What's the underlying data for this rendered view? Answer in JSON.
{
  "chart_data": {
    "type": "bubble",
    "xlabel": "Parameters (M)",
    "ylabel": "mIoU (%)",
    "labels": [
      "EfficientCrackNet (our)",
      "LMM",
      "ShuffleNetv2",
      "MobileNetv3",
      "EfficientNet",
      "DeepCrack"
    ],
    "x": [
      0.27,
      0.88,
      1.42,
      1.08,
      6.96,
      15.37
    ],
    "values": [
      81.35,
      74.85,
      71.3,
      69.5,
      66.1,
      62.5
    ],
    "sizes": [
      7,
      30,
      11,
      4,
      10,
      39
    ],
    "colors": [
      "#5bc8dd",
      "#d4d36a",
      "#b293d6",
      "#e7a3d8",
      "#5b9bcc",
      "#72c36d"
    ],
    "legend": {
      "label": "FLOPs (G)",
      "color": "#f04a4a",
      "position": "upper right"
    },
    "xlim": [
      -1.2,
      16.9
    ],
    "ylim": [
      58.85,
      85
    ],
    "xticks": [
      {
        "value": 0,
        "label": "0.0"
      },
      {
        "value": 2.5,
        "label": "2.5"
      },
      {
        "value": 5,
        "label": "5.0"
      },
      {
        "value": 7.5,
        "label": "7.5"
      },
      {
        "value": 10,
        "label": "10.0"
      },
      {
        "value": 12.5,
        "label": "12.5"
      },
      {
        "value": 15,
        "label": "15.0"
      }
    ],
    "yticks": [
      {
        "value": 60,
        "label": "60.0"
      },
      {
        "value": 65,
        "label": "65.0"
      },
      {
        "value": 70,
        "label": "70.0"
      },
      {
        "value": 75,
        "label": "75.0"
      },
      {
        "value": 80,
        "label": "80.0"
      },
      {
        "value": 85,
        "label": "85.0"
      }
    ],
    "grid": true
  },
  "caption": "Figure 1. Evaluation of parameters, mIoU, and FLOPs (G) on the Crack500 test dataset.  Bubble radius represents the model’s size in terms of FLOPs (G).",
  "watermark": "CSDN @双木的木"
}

--*--

■ **TASK OBJECTIVE**
Reproduce the listing above verbatim, from first line to last.

■ **WRITTEN ANSWER**
What's the underlying data for this rendered view? Answer in JSON.
{
  "chart_data": {
    "type": "bubble",
    "xlabel": "Parameters (M)",
    "ylabel": "mIoU (%)",
    "labels": [
      "EfficientCrackNet (our)",
      "LMM",
      "ShuffleNetv2",
      "MobileNetv3",
      "EfficientNet",
      "DeepCrack"
    ],
    "x": [
      0.27,
      0.88,
      1.42,
      1.08,
      6.96,
      15.37
    ],
    "values": [
      81.35,
      74.85,
      71.3,
      69.5,
      66.1,
      62.5
    ],
    "sizes": [
      7,
      30,
      11,
      4,
      10,
      39
    ],
    "colors": [
      "#5bc8dd",
      "#d4d36a",
      "#b293d6",
      "#e7a3d8",
      "#5b9bcc",
      "#72c36d"
    ],
    "legend": {
      "label": "FLOPs (G)",
      "color": "#f04a4a",
      "position": "upper right"
    },
    "xlim": [
      -1.2,
      16.9
    ],
    "ylim": [
      58.85,
      85
    ],
    "xticks": [
      {
        "value": 0,
        "label": "0.0"
      },
      {
        "value": 2.5,
        "label": "2.5"
      },
      {
        "value": 5,
        "label": "5.0"
      },
      {
        "value": 7.5,
        "label": "7.5"
      },
      {
        "value": 10,
        "label": "10.0"
      },
      {
        "value": 12.5,
        "label": "12.5"
      },
      {
        "value": 15,
        "label": "15.0"
      }
    ],
    "yticks": [
      {
        "value": 60,
        "label": "60.0"
      },
      {
        "value": 65,
        "label": "65.0"
      },
      {
        "value": 70,
        "label": "70.0"
      },
      {
        "value": 75,
        "label": "75.0"
      },
      {
        "value": 80,
        "label": "80.0"
      },
      {
        "value": 85,
        "label": "85.0"
      }
    ],
    "grid": true
  },
  "caption": "Figure 1. Evaluation of parameters, mIoU, and FLOPs (G) on the Crack500 test dataset.  Bubble radius represents the model’s size in terms of FLOPs (G).",
  "watermark": "CSDN @双木的木"
}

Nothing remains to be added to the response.